● **Goal of the exercise**
Determine how many lines contain the string "dangerous" and reply with that number alone.

* * *

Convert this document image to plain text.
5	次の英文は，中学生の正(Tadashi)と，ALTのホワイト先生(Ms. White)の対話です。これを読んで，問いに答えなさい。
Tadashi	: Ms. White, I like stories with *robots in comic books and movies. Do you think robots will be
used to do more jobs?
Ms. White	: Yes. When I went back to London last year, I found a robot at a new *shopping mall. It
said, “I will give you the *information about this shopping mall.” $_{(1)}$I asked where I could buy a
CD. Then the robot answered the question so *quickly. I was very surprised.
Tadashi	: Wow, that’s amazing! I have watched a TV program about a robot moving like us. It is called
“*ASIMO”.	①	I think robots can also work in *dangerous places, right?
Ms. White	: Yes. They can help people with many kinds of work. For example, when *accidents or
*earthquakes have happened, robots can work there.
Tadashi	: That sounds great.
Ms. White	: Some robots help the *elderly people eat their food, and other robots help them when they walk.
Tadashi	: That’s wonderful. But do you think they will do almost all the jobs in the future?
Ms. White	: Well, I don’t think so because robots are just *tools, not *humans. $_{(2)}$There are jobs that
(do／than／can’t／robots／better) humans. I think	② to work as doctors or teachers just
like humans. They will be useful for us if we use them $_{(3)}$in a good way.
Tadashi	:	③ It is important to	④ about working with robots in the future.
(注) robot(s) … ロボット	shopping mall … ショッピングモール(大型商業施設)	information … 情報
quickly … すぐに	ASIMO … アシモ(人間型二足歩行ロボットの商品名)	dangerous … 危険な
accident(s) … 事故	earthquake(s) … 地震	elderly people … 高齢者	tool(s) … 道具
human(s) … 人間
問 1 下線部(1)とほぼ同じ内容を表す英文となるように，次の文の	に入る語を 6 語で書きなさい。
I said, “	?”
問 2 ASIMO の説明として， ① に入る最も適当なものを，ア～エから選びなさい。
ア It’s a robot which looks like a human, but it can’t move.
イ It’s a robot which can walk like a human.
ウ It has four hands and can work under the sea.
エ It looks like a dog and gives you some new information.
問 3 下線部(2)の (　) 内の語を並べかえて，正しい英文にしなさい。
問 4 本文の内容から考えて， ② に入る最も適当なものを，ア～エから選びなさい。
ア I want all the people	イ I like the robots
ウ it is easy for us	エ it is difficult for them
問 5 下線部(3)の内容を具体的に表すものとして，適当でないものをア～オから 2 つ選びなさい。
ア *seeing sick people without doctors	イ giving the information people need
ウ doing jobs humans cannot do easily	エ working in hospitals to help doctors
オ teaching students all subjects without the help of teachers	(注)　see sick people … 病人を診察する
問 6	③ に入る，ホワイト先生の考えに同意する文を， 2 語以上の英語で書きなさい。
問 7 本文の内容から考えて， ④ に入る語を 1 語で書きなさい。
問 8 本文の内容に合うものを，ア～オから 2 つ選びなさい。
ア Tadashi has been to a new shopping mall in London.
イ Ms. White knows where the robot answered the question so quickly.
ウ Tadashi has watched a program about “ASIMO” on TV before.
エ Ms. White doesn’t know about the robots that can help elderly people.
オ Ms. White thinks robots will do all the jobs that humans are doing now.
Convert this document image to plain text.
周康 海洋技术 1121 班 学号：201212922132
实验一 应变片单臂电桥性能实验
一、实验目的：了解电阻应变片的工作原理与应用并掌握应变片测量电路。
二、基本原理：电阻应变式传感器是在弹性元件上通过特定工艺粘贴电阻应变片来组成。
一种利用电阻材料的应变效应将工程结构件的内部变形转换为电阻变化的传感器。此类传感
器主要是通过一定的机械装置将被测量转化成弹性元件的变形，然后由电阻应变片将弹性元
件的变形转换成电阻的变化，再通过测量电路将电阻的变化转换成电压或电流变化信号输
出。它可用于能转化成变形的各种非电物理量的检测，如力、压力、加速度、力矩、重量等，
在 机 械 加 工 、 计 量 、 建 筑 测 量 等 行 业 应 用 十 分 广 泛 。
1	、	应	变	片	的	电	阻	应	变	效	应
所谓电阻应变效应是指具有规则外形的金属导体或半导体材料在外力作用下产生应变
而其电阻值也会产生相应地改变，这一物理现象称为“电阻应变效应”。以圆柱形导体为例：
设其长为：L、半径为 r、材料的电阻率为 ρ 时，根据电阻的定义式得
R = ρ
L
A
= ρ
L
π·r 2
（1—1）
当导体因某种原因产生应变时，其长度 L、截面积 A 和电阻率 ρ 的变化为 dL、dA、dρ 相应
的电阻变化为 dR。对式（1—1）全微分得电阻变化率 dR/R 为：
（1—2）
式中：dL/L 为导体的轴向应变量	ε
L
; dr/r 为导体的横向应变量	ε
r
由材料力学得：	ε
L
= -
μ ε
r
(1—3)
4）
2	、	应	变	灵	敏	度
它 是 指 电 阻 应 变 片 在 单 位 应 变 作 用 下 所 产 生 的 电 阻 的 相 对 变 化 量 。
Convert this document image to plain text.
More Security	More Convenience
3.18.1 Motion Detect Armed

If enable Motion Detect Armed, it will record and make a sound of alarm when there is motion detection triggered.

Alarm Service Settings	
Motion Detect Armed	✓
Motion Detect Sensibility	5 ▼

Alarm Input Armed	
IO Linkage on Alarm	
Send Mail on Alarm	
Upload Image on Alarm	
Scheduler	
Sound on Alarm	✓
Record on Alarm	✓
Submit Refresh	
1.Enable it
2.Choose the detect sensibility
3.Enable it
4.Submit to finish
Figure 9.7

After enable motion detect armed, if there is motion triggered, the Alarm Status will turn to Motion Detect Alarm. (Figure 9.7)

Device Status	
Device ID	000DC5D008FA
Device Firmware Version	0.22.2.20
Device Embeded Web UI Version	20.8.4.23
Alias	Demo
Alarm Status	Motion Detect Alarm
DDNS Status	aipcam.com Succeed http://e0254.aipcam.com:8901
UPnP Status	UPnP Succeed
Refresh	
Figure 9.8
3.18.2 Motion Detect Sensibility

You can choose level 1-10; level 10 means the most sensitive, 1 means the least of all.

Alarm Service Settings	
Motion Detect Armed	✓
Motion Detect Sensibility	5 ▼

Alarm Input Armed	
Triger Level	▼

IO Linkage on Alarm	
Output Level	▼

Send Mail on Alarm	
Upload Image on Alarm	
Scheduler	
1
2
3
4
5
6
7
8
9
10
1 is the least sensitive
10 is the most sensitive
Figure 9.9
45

* * *

● **Full output**
2